— START OF GIVEN INFORMATION —

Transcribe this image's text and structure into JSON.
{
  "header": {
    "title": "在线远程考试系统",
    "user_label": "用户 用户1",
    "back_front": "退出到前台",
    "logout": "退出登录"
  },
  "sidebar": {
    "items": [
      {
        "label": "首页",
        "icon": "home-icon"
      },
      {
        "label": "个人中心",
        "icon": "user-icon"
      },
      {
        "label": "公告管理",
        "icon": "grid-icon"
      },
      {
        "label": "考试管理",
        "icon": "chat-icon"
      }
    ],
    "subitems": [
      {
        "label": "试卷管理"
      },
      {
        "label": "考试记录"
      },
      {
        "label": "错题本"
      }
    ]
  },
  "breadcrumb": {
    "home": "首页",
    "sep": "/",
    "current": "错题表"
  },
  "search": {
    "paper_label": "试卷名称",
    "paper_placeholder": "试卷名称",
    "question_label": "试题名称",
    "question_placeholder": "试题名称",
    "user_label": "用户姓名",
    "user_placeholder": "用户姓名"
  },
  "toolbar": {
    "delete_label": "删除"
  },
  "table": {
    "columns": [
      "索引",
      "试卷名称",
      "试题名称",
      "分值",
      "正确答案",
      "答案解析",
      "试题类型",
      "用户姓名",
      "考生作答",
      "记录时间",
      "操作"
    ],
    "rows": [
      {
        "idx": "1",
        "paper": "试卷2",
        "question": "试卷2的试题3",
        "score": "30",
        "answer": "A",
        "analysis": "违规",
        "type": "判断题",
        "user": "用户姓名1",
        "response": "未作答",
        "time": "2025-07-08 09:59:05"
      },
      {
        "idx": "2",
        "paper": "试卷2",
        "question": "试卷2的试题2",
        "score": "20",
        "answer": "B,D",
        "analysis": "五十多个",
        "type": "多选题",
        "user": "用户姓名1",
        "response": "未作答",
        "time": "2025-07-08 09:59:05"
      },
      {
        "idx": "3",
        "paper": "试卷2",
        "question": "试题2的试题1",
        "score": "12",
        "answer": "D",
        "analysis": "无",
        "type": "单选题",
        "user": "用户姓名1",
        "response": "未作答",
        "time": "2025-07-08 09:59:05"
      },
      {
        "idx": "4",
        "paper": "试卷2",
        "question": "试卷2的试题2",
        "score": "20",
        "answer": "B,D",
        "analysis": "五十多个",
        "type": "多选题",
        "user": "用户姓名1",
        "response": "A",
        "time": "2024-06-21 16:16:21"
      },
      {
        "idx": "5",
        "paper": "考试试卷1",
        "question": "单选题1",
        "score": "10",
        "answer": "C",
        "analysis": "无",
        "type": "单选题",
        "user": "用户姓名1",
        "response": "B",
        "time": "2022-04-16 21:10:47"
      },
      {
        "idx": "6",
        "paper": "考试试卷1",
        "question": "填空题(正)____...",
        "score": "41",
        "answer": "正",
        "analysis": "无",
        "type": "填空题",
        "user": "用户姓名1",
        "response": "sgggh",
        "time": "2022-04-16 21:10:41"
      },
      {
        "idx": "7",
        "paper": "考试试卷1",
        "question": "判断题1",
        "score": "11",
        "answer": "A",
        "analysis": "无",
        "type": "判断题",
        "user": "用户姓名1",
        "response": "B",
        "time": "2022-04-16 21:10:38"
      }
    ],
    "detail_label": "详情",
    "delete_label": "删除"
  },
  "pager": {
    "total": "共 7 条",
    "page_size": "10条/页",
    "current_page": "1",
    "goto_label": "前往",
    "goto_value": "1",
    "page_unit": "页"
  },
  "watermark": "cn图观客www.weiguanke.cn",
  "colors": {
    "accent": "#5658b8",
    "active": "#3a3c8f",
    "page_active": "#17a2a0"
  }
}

— END OF GIVEN INFORMATION —

### TASK PROMPT
Return all lines with the word "试卷名称" in them.

### FINAL RESULT
    "paper_label": "试卷名称",
    "paper_placeholder": "试卷名称",
      "试卷名称",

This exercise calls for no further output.